━━━ MATERIAL FOR THIS TASK ━━━

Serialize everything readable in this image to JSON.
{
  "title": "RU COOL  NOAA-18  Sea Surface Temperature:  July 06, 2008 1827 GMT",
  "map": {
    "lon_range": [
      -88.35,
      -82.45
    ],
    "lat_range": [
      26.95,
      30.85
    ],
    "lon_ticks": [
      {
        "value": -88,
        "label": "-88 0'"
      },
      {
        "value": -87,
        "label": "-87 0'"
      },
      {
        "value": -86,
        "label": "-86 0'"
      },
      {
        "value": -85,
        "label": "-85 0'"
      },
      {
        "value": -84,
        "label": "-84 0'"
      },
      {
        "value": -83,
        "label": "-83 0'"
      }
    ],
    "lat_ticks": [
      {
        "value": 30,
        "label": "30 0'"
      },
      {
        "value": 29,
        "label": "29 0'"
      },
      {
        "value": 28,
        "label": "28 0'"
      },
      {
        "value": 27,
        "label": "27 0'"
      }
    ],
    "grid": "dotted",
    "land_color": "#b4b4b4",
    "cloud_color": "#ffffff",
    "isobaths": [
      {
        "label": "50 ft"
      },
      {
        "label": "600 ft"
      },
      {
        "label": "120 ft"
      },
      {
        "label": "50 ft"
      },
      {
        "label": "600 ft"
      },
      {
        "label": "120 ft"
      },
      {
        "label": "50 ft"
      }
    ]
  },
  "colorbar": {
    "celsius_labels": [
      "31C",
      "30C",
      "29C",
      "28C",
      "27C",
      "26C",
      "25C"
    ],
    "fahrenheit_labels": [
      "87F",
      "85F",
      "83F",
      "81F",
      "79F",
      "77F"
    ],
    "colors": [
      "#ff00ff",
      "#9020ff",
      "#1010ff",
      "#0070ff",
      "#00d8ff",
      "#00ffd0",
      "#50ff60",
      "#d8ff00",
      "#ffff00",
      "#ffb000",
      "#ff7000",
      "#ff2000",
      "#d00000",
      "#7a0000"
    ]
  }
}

━━━

**TASK DIRECTIONS:** Could you transcribe the records in full, exactly?

**EXERCISE SOLUTION:**
Serialize everything readable in this image to JSON.
{
  "title": "RU COOL  NOAA-18  Sea Surface Temperature:  July 06, 2008 1827 GMT",
  "map": {
    "lon_range": [
      -88.35,
      -82.45
    ],
    "lat_range": [
      26.95,
      30.85
    ],
    "lon_ticks": [
      {
        "value": -88,
        "label": "-88 0'"
      },
      {
        "value": -87,
        "label": "-87 0'"
      },
      {
        "value": -86,
        "label": "-86 0'"
      },
      {
        "value": -85,
        "label": "-85 0'"
      },
      {
        "value": -84,
        "label": "-84 0'"
      },
      {
        "value": -83,
        "label": "-83 0'"
      }
    ],
    "lat_ticks": [
      {
        "value": 30,
        "label": "30 0'"
      },
      {
        "value": 29,
        "label": "29 0'"
      },
      {
        "value": 28,
        "label": "28 0'"
      },
      {
        "value": 27,
        "label": "27 0'"
      }
    ],
    "grid": "dotted",
    "land_color": "#b4b4b4",
    "cloud_color": "#ffffff",
    "isobaths": [
      {
        "label": "50 ft"
      },
      {
        "label": "600 ft"
      },
      {
        "label": "120 ft"
      },
      {
        "label": "50 ft"
      },
      {
        "label": "600 ft"
      },
      {
        "label": "120 ft"
      },
      {
        "label": "50 ft"
      }
    ]
  },
  "colorbar": {
    "celsius_labels": [
      "31C",
      "30C",
      "29C",
      "28C",
      "27C",
      "26C",
      "25C"
    ],
    "fahrenheit_labels": [
      "87F",
      "85F",
      "83F",
      "81F",
      "79F",
      "77F"
    ],
    "colors": [
      "#ff00ff",
      "#9020ff",
      "#1010ff",
      "#0070ff",
      "#00d8ff",
      "#00ffd0",
      "#50ff60",
      "#d8ff00",
      "#ffff00",
      "#ffb000",
      "#ff7000",
      "#ff2000",
      "#d00000",
      "#7a0000"
    ]
  }
}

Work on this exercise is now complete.